*Requirements*
Retype each entry below exactly as it stands.

[START]

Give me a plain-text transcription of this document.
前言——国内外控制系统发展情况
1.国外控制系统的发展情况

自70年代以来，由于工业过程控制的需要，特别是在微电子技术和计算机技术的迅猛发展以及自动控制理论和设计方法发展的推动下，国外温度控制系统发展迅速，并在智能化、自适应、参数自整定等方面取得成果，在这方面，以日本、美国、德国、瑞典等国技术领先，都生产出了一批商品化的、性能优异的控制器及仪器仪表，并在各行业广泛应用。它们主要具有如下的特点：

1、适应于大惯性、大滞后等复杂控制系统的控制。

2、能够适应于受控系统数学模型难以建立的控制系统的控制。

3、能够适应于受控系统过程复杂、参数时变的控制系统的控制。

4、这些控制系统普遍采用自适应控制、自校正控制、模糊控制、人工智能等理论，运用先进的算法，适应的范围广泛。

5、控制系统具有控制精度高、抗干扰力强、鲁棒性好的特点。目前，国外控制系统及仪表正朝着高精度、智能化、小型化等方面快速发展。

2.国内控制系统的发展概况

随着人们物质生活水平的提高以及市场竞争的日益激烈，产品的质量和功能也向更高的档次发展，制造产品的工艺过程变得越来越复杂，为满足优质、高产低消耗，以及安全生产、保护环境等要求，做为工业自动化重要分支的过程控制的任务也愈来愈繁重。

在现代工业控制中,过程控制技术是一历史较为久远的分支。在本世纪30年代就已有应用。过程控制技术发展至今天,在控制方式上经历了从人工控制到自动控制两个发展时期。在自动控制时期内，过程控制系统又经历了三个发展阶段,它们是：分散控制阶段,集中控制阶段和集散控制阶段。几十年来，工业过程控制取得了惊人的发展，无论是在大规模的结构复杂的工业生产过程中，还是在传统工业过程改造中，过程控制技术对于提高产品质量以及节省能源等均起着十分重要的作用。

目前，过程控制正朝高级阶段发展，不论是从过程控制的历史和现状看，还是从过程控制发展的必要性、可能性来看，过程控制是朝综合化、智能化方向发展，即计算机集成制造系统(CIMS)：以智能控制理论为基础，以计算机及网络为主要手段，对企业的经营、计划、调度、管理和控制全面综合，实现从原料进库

[END]

*Output of the exercise*
Give me a plain-text transcription of this document.
前言——国内外控制系统发展情况
1.国外控制系统的发展情况

自70年代以来，由于工业过程控制的需要，特别是在微电子技术和计算机技术的迅猛发展以及自动控制理论和设计方法发展的推动下，国外温度控制系统发展迅速，并在智能化、自适应、参数自整定等方面取得成果，在这方面，以日本、美国、德国、瑞典等国技术领先，都生产出了一批商品化的、性能优异的控制器及仪器仪表，并在各行业广泛应用。它们主要具有如下的特点：

1、适应于大惯性、大滞后等复杂控制系统的控制。

2、能够适应于受控系统数学模型难以建立的控制系统的控制。

3、能够适应于受控系统过程复杂、参数时变的控制系统的控制。

4、这些控制系统普遍采用自适应控制、自校正控制、模糊控制、人工智能等理论，运用先进的算法，适应的范围广泛。

5、控制系统具有控制精度高、抗干扰力强、鲁棒性好的特点。目前，国外控制系统及仪表正朝着高精度、智能化、小型化等方面快速发展。

2.国内控制系统的发展概况

随着人们物质生活水平的提高以及市场竞争的日益激烈，产品的质量和功能也向更高的档次发展，制造产品的工艺过程变得越来越复杂，为满足优质、高产低消耗，以及安全生产、保护环境等要求，做为工业自动化重要分支的过程控制的任务也愈来愈繁重。

在现代工业控制中,过程控制技术是一历史较为久远的分支。在本世纪30年代就已有应用。过程控制技术发展至今天,在控制方式上经历了从人工控制到自动控制两个发展时期。在自动控制时期内，过程控制系统又经历了三个发展阶段,它们是：分散控制阶段,集中控制阶段和集散控制阶段。几十年来，工业过程控制取得了惊人的发展，无论是在大规模的结构复杂的工业生产过程中，还是在传统工业过程改造中，过程控制技术对于提高产品质量以及节省能源等均起着十分重要的作用。

目前，过程控制正朝高级阶段发展，不论是从过程控制的历史和现状看，还是从过程控制发展的必要性、可能性来看，过程控制是朝综合化、智能化方向发展，即计算机集成制造系统(CIMS)：以智能控制理论为基础，以计算机及网络为主要手段，对企业的经营、计划、调度、管理和控制全面综合，实现从原料进库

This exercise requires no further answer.